Provide nothing beyond the count of lines that include the string "JSON".

Stored data entries
━━━━━━

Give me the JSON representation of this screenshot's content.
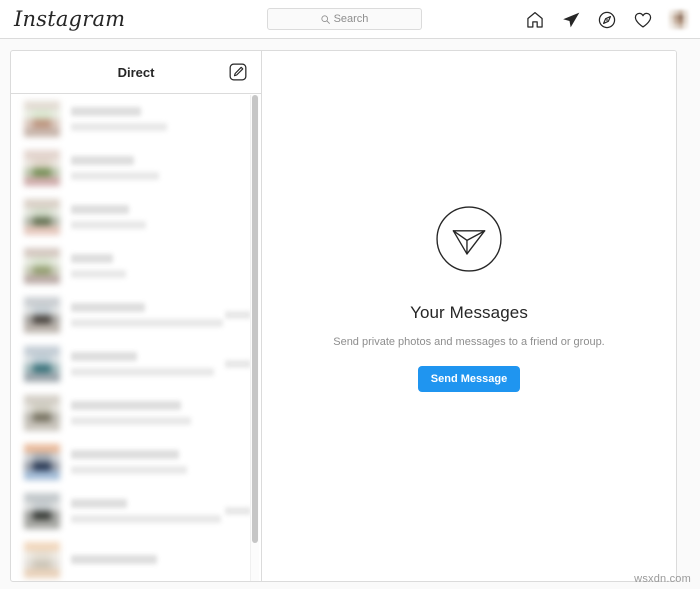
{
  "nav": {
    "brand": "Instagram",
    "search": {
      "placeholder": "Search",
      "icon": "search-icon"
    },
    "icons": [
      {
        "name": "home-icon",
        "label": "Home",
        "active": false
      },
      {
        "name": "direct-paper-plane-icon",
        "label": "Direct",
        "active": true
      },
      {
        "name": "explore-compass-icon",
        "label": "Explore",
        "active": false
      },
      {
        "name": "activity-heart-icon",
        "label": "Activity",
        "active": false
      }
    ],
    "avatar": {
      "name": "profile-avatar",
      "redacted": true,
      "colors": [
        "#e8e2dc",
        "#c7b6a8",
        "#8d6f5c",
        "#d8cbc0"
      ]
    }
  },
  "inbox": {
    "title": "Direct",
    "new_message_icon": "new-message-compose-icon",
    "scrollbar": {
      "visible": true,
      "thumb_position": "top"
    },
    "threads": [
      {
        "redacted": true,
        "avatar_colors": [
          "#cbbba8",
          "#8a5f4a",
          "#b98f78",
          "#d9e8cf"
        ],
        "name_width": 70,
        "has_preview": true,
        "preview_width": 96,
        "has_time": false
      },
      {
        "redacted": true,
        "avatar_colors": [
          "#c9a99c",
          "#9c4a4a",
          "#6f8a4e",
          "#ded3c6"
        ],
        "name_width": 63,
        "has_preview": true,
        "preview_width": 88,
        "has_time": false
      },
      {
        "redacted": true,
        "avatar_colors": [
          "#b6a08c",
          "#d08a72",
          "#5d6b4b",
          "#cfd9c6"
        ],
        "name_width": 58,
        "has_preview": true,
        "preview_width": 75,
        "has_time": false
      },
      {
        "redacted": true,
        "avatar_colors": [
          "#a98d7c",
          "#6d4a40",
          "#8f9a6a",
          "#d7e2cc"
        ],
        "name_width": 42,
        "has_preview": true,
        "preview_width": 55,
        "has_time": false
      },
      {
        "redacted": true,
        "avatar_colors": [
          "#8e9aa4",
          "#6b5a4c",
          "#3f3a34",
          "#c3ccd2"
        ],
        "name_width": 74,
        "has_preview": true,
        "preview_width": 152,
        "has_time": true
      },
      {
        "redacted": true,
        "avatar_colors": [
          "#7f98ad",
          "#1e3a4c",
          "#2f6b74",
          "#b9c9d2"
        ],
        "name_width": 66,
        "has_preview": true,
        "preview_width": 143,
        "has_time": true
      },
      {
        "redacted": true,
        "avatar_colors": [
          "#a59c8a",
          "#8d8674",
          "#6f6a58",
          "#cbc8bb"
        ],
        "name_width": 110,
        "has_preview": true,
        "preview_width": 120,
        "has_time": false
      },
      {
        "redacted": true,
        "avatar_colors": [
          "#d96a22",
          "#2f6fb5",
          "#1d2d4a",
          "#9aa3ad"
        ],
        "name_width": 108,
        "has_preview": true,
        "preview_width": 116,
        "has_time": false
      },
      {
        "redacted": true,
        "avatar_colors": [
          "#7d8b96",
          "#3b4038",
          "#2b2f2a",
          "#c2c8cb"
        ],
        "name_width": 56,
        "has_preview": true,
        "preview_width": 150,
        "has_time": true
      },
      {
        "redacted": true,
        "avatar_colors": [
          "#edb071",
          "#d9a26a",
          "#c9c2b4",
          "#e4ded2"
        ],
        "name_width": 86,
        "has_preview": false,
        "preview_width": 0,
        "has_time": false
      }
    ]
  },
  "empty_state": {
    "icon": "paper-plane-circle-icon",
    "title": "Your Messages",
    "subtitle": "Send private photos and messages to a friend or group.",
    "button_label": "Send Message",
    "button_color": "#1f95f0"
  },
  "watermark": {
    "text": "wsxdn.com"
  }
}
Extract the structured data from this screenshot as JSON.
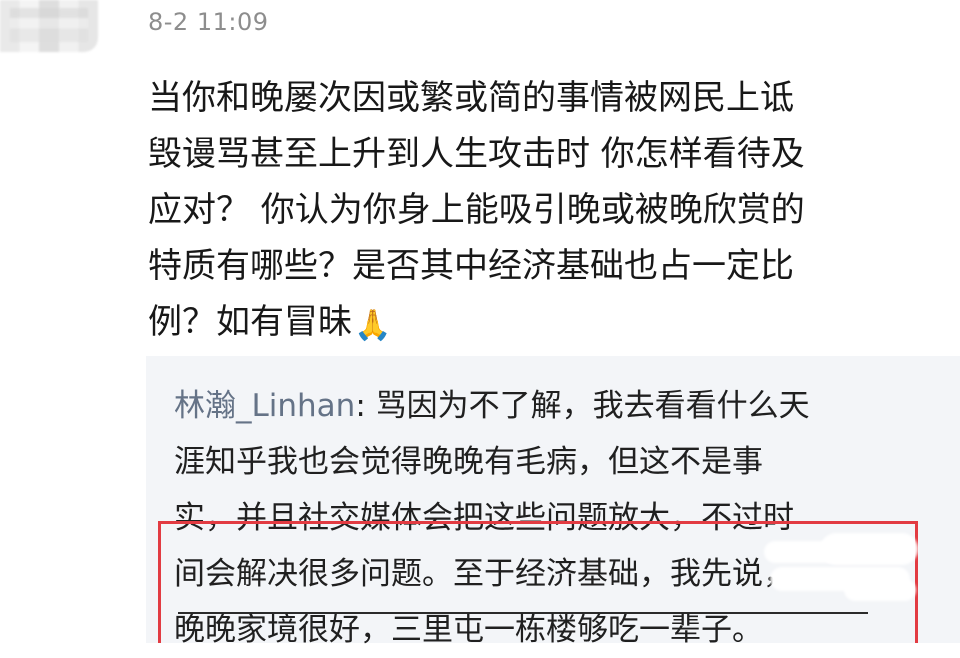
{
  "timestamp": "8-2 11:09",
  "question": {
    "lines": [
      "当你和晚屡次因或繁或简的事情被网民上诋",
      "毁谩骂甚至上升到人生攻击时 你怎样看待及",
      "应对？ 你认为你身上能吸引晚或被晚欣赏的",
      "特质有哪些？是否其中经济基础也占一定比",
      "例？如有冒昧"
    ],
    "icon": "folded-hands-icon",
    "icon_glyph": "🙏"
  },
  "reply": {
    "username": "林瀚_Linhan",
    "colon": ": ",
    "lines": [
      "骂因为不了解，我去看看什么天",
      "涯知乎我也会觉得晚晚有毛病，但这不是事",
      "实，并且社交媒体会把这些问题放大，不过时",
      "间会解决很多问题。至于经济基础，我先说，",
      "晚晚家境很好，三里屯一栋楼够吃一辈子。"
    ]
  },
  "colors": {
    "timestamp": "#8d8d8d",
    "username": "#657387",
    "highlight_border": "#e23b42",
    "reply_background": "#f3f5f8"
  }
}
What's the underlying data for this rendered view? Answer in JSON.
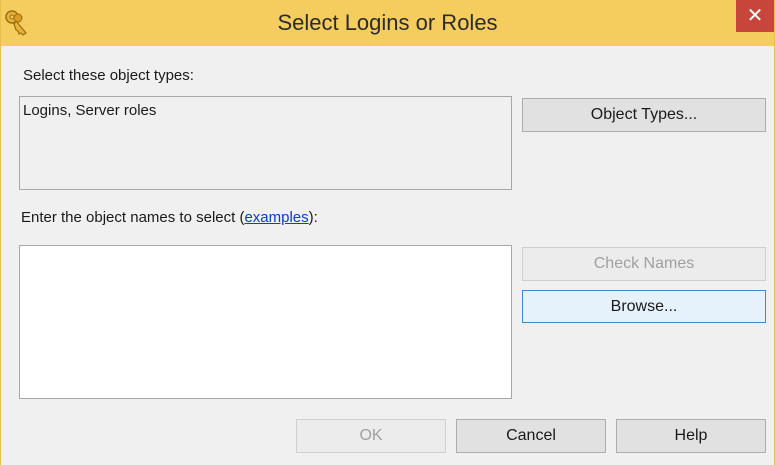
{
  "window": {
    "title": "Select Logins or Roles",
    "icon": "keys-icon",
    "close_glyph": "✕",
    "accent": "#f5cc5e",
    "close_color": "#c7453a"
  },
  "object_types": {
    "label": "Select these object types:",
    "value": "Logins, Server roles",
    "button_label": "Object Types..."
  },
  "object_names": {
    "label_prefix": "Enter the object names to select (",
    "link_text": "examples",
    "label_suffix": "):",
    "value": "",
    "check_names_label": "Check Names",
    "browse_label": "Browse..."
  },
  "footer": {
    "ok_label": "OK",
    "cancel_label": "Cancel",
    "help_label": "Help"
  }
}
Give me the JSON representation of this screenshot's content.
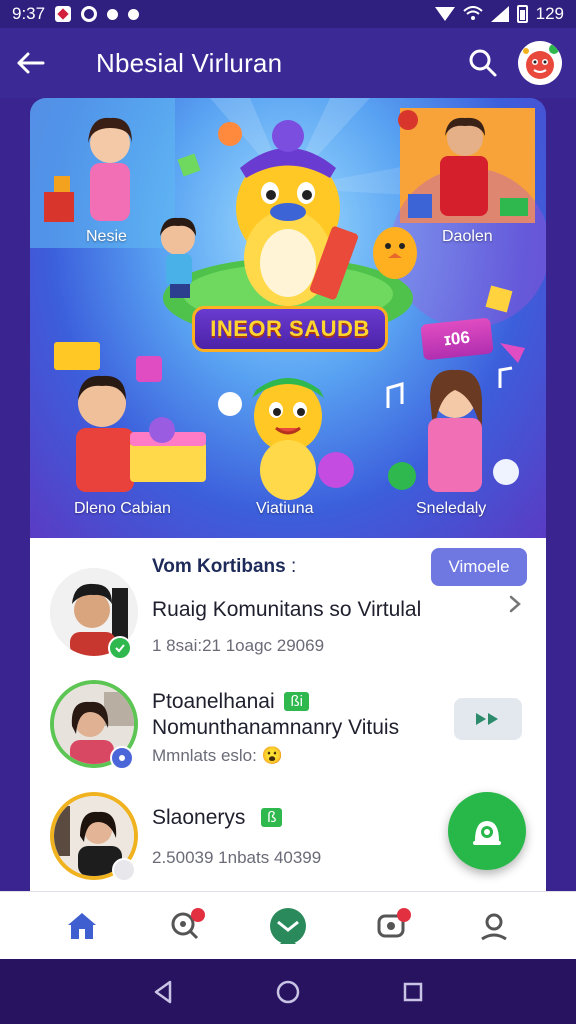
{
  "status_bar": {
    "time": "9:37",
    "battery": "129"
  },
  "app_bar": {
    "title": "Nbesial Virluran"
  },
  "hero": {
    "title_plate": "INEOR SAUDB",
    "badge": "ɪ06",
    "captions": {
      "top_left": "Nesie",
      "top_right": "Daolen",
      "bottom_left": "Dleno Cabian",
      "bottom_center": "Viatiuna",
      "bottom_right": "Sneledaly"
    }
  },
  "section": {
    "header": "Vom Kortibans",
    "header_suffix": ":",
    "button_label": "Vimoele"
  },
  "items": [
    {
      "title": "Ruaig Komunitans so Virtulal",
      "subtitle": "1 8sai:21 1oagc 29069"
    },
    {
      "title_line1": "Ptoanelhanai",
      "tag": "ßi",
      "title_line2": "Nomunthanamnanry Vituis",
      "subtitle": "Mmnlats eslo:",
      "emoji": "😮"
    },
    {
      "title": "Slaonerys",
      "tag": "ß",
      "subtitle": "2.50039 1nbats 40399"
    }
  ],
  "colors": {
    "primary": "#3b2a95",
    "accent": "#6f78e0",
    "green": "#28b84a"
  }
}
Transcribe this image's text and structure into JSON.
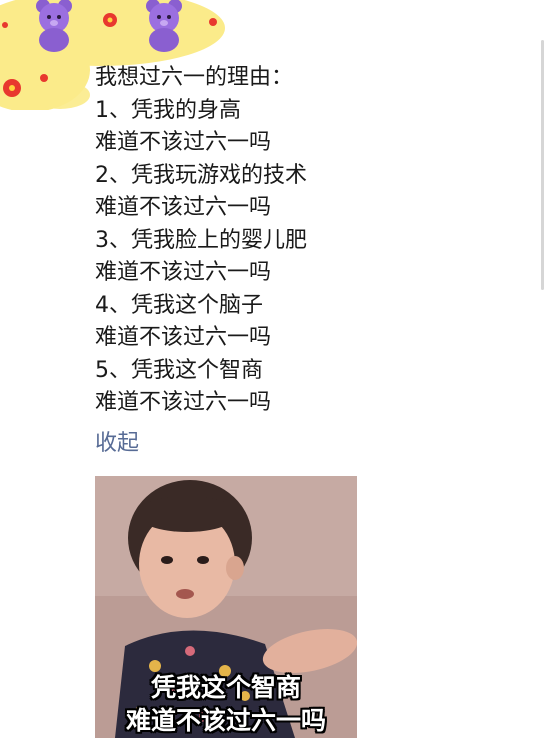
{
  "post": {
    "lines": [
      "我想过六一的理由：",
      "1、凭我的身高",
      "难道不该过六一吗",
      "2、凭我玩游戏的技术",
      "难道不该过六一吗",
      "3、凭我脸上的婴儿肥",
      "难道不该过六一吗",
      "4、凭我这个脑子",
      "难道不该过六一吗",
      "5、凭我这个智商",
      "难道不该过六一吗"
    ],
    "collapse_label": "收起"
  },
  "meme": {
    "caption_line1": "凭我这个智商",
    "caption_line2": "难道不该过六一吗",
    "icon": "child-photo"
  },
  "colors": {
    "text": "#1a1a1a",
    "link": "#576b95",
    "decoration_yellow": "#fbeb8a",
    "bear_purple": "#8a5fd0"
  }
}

━━━━━━

### Result of this task
5